## Start Material for this task

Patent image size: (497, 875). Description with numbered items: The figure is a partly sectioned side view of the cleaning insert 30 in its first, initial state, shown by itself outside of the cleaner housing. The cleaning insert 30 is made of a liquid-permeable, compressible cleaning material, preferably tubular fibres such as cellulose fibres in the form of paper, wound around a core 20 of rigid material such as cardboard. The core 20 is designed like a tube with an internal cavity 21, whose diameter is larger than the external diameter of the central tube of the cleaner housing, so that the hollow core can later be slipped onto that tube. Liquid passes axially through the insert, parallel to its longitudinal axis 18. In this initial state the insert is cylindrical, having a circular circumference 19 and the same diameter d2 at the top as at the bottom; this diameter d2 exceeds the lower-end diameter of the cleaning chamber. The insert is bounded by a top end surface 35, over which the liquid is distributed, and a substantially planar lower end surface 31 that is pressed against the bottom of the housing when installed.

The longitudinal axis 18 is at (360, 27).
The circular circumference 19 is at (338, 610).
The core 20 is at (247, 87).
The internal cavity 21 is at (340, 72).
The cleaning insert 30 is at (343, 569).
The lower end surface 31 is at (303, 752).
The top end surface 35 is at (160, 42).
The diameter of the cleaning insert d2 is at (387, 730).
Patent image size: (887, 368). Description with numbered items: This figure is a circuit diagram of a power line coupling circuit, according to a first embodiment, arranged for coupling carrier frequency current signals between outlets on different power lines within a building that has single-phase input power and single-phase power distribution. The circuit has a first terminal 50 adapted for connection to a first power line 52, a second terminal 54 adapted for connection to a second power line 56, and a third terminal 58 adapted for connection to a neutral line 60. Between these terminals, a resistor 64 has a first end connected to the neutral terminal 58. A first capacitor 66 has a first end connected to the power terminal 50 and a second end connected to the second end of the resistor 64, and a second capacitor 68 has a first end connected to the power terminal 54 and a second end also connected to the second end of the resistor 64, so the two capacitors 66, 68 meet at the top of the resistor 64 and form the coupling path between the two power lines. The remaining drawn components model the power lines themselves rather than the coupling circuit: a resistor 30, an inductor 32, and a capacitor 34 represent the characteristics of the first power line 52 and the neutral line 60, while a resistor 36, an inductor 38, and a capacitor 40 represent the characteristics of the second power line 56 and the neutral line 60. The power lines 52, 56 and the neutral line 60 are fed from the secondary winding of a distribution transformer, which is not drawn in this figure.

## End Material for this task

Set exercise: Copy out the listing word for word, from its opening line through the line that contains "The lower end surface 31 is at (303, 752).", including both of those lines.

Solution below:
Patent image size: (497, 875). Description with numbered items: The figure is a partly sectioned side view of the cleaning insert 30 in its first, initial state, shown by itself outside of the cleaner housing. The cleaning insert 30 is made of a liquid-permeable, compressible cleaning material, preferably tubular fibres such as cellulose fibres in the form of paper, wound around a core 20 of rigid material such as cardboard. The core 20 is designed like a tube with an internal cavity 21, whose diameter is larger than the external diameter of the central tube of the cleaner housing, so that the hollow core can later be slipped onto that tube. Liquid passes axially through the insert, parallel to its longitudinal axis 18. In this initial state the insert is cylindrical, having a circular circumference 19 and the same diameter d2 at the top as at the bottom; this diameter d2 exceeds the lower-end diameter of the cleaning chamber. The insert is bounded by a top end surface 35, over which the liquid is distributed, and a substantially planar lower end surface 31 that is pressed against the bottom of the housing when installed.

The longitudinal axis 18 is at (360, 27).
The circular circumference 19 is at (338, 610).
The core 20 is at (247, 87).
The internal cavity 21 is at (340, 72).
The cleaning insert 30 is at (343, 569).
The lower end surface 31 is at (303, 752).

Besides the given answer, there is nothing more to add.